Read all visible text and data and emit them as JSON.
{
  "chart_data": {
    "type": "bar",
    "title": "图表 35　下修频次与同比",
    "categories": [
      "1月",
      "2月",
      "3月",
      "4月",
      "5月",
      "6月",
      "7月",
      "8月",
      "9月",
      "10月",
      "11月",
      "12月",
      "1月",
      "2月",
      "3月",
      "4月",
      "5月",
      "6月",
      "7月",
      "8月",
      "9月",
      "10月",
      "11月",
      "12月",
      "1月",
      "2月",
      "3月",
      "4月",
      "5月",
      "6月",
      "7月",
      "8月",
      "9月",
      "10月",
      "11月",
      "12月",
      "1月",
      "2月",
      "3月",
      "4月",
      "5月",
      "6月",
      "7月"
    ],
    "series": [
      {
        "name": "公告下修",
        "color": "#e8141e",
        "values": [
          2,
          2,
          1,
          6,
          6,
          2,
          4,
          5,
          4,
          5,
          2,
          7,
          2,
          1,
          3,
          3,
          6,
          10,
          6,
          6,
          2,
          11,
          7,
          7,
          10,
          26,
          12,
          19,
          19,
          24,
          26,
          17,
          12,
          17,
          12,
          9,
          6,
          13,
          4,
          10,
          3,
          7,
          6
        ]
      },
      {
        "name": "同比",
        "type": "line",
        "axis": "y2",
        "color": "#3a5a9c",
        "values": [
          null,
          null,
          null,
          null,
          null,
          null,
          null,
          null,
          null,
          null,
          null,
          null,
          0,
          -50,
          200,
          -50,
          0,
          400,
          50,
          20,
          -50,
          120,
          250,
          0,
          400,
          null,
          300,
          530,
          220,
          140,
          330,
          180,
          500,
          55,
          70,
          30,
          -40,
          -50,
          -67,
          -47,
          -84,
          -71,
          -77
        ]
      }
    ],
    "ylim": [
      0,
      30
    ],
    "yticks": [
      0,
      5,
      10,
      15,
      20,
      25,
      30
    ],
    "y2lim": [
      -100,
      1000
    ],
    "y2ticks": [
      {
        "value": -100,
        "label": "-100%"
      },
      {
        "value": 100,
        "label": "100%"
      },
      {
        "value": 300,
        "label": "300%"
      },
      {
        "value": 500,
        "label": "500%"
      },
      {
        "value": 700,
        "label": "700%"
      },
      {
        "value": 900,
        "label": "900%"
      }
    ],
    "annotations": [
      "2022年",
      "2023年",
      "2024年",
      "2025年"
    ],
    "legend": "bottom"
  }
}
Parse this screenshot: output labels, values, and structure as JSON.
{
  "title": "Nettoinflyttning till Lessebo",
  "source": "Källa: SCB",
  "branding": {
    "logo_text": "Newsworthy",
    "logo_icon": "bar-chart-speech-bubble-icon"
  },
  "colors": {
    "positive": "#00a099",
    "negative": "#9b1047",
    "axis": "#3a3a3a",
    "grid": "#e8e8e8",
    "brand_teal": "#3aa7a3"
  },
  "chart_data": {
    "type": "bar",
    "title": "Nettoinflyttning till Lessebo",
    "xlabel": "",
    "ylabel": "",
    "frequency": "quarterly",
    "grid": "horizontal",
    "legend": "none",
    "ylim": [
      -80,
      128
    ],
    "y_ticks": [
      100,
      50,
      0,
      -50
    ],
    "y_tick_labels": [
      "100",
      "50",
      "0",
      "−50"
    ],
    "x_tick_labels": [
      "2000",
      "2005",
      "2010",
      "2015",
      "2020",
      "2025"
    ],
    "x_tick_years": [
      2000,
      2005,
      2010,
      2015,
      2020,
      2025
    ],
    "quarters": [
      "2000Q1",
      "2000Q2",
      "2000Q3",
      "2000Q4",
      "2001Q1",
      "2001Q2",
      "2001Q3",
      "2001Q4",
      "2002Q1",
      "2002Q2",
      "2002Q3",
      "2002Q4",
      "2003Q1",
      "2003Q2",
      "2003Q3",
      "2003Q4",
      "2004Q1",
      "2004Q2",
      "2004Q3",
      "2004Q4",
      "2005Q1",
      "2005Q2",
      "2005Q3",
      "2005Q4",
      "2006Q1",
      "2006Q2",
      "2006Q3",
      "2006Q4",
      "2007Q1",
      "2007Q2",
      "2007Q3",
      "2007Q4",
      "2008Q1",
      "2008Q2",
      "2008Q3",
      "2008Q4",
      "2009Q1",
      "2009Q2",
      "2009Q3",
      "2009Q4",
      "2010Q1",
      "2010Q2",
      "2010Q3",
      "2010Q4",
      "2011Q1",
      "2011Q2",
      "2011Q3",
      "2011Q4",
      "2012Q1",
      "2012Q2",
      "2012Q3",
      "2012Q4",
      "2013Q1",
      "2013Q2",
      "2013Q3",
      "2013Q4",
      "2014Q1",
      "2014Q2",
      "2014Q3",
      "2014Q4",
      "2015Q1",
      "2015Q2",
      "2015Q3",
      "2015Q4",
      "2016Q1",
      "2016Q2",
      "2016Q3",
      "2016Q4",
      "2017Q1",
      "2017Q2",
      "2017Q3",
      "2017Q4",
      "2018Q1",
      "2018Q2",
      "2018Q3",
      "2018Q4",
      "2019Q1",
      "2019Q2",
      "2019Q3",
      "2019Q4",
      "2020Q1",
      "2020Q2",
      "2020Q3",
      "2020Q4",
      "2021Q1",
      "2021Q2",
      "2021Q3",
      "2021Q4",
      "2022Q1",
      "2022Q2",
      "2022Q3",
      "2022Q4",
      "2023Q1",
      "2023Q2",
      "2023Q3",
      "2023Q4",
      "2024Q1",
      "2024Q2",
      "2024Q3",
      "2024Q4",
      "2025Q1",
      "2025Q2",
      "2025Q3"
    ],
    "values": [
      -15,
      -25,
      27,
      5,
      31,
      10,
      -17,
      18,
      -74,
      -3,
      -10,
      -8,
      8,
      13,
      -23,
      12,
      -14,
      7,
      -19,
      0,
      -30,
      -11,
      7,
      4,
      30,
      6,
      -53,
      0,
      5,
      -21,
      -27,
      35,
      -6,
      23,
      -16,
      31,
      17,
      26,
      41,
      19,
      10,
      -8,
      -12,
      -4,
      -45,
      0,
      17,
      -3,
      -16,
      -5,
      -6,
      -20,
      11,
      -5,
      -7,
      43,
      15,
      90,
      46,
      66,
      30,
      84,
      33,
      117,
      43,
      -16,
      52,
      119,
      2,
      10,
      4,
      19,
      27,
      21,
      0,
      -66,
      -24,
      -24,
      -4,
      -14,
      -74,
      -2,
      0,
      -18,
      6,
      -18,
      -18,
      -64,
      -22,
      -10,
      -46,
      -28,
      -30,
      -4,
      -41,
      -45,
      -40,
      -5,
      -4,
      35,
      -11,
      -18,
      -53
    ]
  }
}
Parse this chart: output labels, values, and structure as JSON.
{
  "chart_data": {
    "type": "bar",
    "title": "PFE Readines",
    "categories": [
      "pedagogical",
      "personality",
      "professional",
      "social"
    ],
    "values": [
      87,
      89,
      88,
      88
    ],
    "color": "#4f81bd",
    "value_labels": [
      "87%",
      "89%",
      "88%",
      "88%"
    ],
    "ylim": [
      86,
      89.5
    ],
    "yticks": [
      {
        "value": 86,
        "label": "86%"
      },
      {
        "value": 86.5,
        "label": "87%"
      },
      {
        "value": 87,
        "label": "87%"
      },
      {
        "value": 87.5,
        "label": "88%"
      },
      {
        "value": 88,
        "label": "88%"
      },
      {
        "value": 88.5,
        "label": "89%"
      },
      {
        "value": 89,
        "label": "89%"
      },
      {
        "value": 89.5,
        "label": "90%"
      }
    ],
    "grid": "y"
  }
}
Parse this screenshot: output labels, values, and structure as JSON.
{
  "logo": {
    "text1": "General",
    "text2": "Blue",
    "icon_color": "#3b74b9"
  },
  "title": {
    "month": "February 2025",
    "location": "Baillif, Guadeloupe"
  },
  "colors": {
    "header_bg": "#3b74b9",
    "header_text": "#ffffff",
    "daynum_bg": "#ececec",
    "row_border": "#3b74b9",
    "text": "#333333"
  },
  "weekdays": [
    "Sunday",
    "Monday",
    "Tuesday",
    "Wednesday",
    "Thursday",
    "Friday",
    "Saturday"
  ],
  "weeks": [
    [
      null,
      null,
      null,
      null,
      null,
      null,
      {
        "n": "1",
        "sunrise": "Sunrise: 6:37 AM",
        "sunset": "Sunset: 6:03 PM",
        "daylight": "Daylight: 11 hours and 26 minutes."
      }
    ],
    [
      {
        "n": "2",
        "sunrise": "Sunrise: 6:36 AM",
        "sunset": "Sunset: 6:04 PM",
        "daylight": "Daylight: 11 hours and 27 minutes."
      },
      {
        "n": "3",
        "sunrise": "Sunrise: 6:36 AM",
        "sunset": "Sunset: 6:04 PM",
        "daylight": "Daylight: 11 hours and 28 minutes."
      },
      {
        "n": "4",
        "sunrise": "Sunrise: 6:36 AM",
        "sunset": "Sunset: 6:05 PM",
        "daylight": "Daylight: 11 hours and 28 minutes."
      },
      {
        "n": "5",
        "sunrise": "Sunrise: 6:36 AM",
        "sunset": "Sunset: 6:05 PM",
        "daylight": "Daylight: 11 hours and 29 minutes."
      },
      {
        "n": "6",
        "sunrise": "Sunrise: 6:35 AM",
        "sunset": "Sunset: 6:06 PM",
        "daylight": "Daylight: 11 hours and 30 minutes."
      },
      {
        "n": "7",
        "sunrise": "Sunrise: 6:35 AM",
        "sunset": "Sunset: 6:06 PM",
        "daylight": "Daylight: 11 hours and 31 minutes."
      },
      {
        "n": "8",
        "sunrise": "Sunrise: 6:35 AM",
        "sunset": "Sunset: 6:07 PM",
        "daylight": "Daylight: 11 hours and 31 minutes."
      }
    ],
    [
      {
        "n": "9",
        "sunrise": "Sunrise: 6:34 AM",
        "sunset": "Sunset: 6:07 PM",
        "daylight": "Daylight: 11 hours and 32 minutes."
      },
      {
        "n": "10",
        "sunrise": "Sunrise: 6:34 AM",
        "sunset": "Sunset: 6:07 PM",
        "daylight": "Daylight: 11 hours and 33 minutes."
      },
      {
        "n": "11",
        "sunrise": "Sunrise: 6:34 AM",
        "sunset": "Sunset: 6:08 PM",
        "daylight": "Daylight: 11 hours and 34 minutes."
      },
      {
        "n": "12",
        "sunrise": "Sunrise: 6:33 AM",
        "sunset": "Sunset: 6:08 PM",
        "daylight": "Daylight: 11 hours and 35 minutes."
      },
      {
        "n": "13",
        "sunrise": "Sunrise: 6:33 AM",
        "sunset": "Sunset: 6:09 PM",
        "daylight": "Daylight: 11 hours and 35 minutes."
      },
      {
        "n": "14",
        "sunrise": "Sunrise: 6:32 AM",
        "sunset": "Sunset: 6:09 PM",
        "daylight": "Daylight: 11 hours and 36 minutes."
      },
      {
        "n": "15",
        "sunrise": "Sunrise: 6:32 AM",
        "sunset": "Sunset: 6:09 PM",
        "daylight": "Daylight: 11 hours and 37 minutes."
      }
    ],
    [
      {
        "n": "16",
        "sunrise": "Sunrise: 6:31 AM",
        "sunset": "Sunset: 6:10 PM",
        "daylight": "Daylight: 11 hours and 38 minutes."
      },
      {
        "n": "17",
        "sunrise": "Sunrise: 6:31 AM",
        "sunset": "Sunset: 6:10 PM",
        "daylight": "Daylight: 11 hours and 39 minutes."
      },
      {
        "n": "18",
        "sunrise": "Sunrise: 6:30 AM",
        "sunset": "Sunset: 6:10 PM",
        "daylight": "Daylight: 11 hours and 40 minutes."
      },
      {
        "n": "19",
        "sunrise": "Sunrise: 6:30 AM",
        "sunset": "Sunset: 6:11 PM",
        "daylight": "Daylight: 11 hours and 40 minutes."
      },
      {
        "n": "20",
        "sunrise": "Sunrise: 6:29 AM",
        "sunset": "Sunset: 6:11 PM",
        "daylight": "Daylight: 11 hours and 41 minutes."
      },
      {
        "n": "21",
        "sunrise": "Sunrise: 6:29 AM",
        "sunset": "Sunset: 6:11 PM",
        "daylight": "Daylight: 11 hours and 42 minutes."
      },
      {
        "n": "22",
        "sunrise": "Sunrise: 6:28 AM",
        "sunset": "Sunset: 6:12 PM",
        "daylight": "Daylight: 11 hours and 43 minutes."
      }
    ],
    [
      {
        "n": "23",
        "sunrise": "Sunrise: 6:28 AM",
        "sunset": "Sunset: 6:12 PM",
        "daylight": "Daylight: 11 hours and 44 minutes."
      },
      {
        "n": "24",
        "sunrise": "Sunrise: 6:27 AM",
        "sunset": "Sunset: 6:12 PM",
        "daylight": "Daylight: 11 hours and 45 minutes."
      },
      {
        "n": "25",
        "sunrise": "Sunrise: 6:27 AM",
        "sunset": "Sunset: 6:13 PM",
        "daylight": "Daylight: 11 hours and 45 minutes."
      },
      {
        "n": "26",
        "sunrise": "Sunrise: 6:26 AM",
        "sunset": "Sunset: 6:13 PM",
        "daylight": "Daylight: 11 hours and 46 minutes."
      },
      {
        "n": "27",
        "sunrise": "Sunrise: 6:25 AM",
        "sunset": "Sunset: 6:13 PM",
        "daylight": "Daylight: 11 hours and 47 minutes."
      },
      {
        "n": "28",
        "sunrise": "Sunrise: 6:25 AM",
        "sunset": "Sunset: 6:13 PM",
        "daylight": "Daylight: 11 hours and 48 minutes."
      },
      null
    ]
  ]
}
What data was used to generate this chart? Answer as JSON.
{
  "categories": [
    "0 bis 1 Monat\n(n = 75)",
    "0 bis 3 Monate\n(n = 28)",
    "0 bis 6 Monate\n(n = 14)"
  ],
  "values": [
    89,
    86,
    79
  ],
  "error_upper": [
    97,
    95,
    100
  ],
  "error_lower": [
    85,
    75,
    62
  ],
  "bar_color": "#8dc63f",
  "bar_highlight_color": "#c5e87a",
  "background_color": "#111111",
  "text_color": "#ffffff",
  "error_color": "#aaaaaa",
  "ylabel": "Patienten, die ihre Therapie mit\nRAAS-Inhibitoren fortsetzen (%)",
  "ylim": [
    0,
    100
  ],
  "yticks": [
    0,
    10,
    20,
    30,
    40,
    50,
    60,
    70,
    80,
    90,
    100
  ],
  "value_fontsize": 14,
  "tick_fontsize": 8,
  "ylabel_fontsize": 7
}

Aim of the exercise>
Above are the records. Copy every line in them holding "Monate".

Exercise output>
    "0 bis 3 Monate\n(n = 28)",
    "0 bis 6 Monate\n(n = 14)"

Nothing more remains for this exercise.